WHAT IS EXPECTED – Write out every line of the material exactly as it appears.
* BEGIN LISTED RECORDS *
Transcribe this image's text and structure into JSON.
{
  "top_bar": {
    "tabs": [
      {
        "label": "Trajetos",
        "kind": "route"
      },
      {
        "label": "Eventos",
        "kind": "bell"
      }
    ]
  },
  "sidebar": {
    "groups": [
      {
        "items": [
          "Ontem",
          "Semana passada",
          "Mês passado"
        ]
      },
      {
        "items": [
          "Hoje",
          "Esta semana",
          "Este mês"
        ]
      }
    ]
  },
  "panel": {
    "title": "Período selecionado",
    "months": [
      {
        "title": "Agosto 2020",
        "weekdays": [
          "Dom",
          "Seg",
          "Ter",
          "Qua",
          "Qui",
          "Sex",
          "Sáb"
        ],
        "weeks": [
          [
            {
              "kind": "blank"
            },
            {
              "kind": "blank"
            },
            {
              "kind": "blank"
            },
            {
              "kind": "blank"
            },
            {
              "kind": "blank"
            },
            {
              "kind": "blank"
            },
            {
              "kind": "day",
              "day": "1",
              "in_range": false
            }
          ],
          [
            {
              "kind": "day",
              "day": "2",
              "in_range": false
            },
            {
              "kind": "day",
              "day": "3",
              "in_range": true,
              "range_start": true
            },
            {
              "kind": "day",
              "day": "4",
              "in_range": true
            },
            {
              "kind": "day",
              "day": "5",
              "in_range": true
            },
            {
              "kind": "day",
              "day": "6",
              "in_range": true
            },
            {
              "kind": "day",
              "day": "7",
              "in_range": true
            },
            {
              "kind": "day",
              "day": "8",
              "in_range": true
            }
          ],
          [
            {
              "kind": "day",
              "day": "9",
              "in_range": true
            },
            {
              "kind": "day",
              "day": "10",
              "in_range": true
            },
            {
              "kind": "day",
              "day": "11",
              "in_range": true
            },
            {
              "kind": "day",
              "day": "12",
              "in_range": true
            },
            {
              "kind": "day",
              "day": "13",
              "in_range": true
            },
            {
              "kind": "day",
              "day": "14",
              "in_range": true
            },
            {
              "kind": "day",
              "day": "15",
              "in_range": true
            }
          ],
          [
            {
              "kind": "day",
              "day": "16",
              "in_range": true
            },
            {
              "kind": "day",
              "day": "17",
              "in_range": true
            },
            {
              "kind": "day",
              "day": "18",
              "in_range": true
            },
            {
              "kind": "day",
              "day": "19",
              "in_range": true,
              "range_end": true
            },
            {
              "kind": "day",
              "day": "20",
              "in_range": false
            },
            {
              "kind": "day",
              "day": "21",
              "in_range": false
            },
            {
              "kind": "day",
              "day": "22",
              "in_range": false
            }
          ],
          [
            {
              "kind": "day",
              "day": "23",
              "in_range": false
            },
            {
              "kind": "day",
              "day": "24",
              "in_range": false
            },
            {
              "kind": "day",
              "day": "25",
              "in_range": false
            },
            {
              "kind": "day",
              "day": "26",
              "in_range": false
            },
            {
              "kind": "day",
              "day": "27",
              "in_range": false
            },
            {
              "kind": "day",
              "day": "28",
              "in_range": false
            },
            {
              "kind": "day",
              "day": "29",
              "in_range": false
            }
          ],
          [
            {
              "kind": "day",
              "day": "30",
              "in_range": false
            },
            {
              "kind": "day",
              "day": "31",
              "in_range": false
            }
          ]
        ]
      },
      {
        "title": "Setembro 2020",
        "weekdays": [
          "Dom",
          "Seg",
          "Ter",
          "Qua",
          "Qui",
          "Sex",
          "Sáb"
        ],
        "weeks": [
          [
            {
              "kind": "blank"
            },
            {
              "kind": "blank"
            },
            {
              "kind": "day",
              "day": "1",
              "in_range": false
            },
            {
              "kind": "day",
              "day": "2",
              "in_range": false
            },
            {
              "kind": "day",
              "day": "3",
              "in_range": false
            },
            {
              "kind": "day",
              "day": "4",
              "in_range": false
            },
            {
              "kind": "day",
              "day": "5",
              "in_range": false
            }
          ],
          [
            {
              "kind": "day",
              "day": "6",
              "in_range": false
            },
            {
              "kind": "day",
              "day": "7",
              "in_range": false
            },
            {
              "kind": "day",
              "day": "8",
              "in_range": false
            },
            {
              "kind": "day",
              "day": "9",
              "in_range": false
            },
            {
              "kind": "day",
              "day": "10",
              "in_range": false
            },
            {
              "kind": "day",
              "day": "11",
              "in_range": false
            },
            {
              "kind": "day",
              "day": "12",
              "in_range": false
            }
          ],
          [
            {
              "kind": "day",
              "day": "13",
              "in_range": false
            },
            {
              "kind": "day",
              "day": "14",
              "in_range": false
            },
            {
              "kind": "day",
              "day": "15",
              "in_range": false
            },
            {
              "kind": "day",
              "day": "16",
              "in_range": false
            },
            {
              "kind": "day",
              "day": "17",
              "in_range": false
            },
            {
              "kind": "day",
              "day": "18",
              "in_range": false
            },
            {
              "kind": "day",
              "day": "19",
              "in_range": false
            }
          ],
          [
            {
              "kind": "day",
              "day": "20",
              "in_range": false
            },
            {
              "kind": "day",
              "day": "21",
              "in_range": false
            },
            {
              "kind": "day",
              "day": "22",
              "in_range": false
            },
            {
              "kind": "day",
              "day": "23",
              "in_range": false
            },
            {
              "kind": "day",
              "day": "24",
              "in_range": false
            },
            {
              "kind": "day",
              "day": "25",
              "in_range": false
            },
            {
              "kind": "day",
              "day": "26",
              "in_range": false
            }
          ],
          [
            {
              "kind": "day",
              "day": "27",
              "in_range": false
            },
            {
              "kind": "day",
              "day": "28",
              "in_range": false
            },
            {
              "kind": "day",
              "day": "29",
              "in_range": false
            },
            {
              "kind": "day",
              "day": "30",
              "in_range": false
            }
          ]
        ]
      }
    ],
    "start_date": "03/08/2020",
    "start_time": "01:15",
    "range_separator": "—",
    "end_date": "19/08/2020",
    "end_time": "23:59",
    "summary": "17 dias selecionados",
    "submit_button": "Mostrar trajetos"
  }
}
* END LISTED RECORDS *
COMPLETED TASK –
Transcribe this image's text and structure into JSON.
{
  "top_bar": {
    "tabs": [
      {
        "label": "Trajetos",
        "kind": "route"
      },
      {
        "label": "Eventos",
        "kind": "bell"
      }
    ]
  },
  "sidebar": {
    "groups": [
      {
        "items": [
          "Ontem",
          "Semana passada",
          "Mês passado"
        ]
      },
      {
        "items": [
          "Hoje",
          "Esta semana",
          "Este mês"
        ]
      }
    ]
  },
  "panel": {
    "title": "Período selecionado",
    "months": [
      {
        "title": "Agosto 2020",
        "weekdays": [
          "Dom",
          "Seg",
          "Ter",
          "Qua",
          "Qui",
          "Sex",
          "Sáb"
        ],
        "weeks": [
          [
            {
              "kind": "blank"
            },
            {
              "kind": "blank"
            },
            {
              "kind": "blank"
            },
            {
              "kind": "blank"
            },
            {
              "kind": "blank"
            },
            {
              "kind": "blank"
            },
            {
              "kind": "day",
              "day": "1",
              "in_range": false
            }
          ],
          [
            {
              "kind": "day",
              "day": "2",
              "in_range": false
            },
            {
              "kind": "day",
              "day": "3",
              "in_range": true,
              "range_start": true
            },
            {
              "kind": "day",
              "day": "4",
              "in_range": true
            },
            {
              "kind": "day",
              "day": "5",
              "in_range": true
            },
            {
              "kind": "day",
              "day": "6",
              "in_range": true
            },
            {
              "kind": "day",
              "day": "7",
              "in_range": true
            },
            {
              "kind": "day",
              "day": "8",
              "in_range": true
            }
          ],
          [
            {
              "kind": "day",
              "day": "9",
              "in_range": true
            },
            {
              "kind": "day",
              "day": "10",
              "in_range": true
            },
            {
              "kind": "day",
              "day": "11",
              "in_range": true
            },
            {
              "kind": "day",
              "day": "12",
              "in_range": true
            },
            {
              "kind": "day",
              "day": "13",
              "in_range": true
            },
            {
              "kind": "day",
              "day": "14",
              "in_range": true
            },
            {
              "kind": "day",
              "day": "15",
              "in_range": true
            }
          ],
          [
            {
              "kind": "day",
              "day": "16",
              "in_range": true
            },
            {
              "kind": "day",
              "day": "17",
              "in_range": true
            },
            {
              "kind": "day",
              "day": "18",
              "in_range": true
            },
            {
              "kind": "day",
              "day": "19",
              "in_range": true,
              "range_end": true
            },
            {
              "kind": "day",
              "day": "20",
              "in_range": false
            },
            {
              "kind": "day",
              "day": "21",
              "in_range": false
            },
            {
              "kind": "day",
              "day": "22",
              "in_range": false
            }
          ],
          [
            {
              "kind": "day",
              "day": "23",
              "in_range": false
            },
            {
              "kind": "day",
              "day": "24",
              "in_range": false
            },
            {
              "kind": "day",
              "day": "25",
              "in_range": false
            },
            {
              "kind": "day",
              "day": "26",
              "in_range": false
            },
            {
              "kind": "day",
              "day": "27",
              "in_range": false
            },
            {
              "kind": "day",
              "day": "28",
              "in_range": false
            },
            {
              "kind": "day",
              "day": "29",
              "in_range": false
            }
          ],
          [
            {
              "kind": "day",
              "day": "30",
              "in_range": false
            },
            {
              "kind": "day",
              "day": "31",
              "in_range": false
            }
          ]
        ]
      },
      {
        "title": "Setembro 2020",
        "weekdays": [
          "Dom",
          "Seg",
          "Ter",
          "Qua",
          "Qui",
          "Sex",
          "Sáb"
        ],
        "weeks": [
          [
            {
              "kind": "blank"
            },
            {
              "kind": "blank"
            },
            {
              "kind": "day",
              "day": "1",
              "in_range": false
            },
            {
              "kind": "day",
              "day": "2",
              "in_range": false
            },
            {
              "kind": "day",
              "day": "3",
              "in_range": false
            },
            {
              "kind": "day",
              "day": "4",
              "in_range": false
            },
            {
              "kind": "day",
              "day": "5",
              "in_range": false
            }
          ],
          [
            {
              "kind": "day",
              "day": "6",
              "in_range": false
            },
            {
              "kind": "day",
              "day": "7",
              "in_range": false
            },
            {
              "kind": "day",
              "day": "8",
              "in_range": false
            },
            {
              "kind": "day",
              "day": "9",
              "in_range": false
            },
            {
              "kind": "day",
              "day": "10",
              "in_range": false
            },
            {
              "kind": "day",
              "day": "11",
              "in_range": false
            },
            {
              "kind": "day",
              "day": "12",
              "in_range": false
            }
          ],
          [
            {
              "kind": "day",
              "day": "13",
              "in_range": false
            },
            {
              "kind": "day",
              "day": "14",
              "in_range": false
            },
            {
              "kind": "day",
              "day": "15",
              "in_range": false
            },
            {
              "kind": "day",
              "day": "16",
              "in_range": false
            },
            {
              "kind": "day",
              "day": "17",
              "in_range": false
            },
            {
              "kind": "day",
              "day": "18",
              "in_range": false
            },
            {
              "kind": "day",
              "day": "19",
              "in_range": false
            }
          ],
          [
            {
              "kind": "day",
              "day": "20",
              "in_range": false
            },
            {
              "kind": "day",
              "day": "21",
              "in_range": false
            },
            {
              "kind": "day",
              "day": "22",
              "in_range": false
            },
            {
              "kind": "day",
              "day": "23",
              "in_range": false
            },
            {
              "kind": "day",
              "day": "24",
              "in_range": false
            },
            {
              "kind": "day",
              "day": "25",
              "in_range": false
            },
            {
              "kind": "day",
              "day": "26",
              "in_range": false
            }
          ],
          [
            {
              "kind": "day",
              "day": "27",
              "in_range": false
            },
            {
              "kind": "day",
              "day": "28",
              "in_range": false
            },
            {
              "kind": "day",
              "day": "29",
              "in_range": false
            },
            {
              "kind": "day",
              "day": "30",
              "in_range": false
            }
          ]
        ]
      }
    ],
    "start_date": "03/08/2020",
    "start_time": "01:15",
    "range_separator": "—",
    "end_date": "19/08/2020",
    "end_time": "23:59",
    "summary": "17 dias selecionados",
    "submit_button": "Mostrar trajetos"
  }
}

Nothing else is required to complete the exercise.